> **Text under study**
Many growers may be applying Delegate as their first or second codling moth insecticide.  Delegate has been found to be toxic to an important natural enemy of woolly apple aphid, Aphelinus mali.  You can learn more by visiting: https://www.nzpps.org/journal/68/nzpp_682990.pdf; http://www.northeastipm.org/neipm/assets/File/TFWG-Combs-WAA.pdf.

Green apple aphid/ spirea aphid/ apple grain aphids
Green apple aphid (GAA) alate (winged adults) are becoming visible.  Insecticides are rarely required to control this aphid, however, GAA do not move to alternate hosts and colonies will continue to spread and grow throughout the season.

San Jose scale
Scale has become a challenging and unpredictable pest in many orchards.  Light populations can leave unsightly blemishes on fruit, but severe infestations can lead to the decline and death of trees.  First generation crawlers are predicted to emerge approximately 500 DD after March 1st; current accumulation from March 1 are 580 – 620 DD.  Pre-bloom applications of oil and Esteem should have helped manage populations.

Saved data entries
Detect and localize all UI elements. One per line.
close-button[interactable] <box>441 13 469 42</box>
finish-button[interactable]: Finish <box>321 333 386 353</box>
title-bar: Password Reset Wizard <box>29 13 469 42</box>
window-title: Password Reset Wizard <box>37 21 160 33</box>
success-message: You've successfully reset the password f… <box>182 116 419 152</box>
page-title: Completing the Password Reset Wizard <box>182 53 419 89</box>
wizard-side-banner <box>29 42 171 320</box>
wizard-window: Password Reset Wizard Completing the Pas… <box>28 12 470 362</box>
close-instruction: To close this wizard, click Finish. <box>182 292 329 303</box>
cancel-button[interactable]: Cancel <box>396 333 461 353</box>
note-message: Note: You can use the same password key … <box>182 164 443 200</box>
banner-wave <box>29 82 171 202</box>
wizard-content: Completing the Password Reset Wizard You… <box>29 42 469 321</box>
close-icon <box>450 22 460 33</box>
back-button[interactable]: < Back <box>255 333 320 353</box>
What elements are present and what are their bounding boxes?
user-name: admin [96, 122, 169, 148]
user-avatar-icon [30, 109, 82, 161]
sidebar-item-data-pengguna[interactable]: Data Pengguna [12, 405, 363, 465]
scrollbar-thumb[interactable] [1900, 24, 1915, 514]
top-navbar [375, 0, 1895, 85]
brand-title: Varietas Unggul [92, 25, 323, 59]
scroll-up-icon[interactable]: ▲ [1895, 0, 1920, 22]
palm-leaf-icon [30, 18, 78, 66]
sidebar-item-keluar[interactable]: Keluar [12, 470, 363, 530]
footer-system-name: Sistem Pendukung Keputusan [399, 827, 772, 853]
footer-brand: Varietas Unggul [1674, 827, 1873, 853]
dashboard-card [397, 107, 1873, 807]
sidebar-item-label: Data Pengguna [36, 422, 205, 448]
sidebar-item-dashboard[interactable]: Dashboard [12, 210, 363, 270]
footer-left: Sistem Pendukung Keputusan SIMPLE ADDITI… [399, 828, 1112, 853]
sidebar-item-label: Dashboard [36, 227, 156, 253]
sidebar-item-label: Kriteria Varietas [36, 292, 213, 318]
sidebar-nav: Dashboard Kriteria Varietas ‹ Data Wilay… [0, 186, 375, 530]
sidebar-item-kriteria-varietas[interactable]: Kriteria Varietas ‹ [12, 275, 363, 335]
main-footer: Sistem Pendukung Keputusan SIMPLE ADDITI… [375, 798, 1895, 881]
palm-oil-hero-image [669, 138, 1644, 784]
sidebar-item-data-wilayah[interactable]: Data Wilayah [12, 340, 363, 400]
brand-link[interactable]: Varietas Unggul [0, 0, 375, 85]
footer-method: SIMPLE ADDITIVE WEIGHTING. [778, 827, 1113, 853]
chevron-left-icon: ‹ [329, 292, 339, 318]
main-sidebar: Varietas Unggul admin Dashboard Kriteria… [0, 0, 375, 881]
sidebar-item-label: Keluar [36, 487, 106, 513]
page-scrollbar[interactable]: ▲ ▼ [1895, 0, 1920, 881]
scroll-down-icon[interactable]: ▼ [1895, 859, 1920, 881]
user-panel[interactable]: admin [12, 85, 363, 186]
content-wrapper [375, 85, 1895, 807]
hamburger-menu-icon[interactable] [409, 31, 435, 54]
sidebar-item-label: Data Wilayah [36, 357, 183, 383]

> **Requirement A**
In the orchard pest notes, why will green apple aphid colonies keep spreading and growing through the season? Answer in one to three sentences.
> **Requirement B**
Transcribe the orchard pest notes from "Green apple aphid/" up to and including "helped manage populations.".
> **Requirement C**
Answer these questions from the orchard pest notes:
(i) Delegate is toxic to which natural enemy of woolly apple aphid?
(ii) About how many degree days after March 1st are first generation San Jose scale crawlers predicted to emerge?
(iii) What are green apple aphid alate?

> **Exercise response A**
Green apple aphids do not move to alternate hosts, so their colonies continue to spread and grow throughout the season.

> **Exercise response B**
Green apple aphid/ spirea aphid/ apple grain aphids
Green apple aphid (GAA) alate (winged adults) are becoming visible.  Insecticides are rarely required to control this aphid, however, GAA do not move to alternate hosts and colonies will continue to spread and grow throughout the season.

San Jose scale
Scale has become a challenging and unpredictable pest in many orchards.  Light populations can leave unsightly blemishes on fruit, but severe infestations can lead to the decline and death of trees.  First generation crawlers are predicted to emerge approximately 500 DD after March 1st; current accumulation from March 1 are 580 – 620 DD.  Pre-bloom applications of oil and Esteem should have helped manage populations.

> **Exercise response C**
(i) Aphelinus mali.
(ii) Approximately 500 DD.
(iii) Winged adults.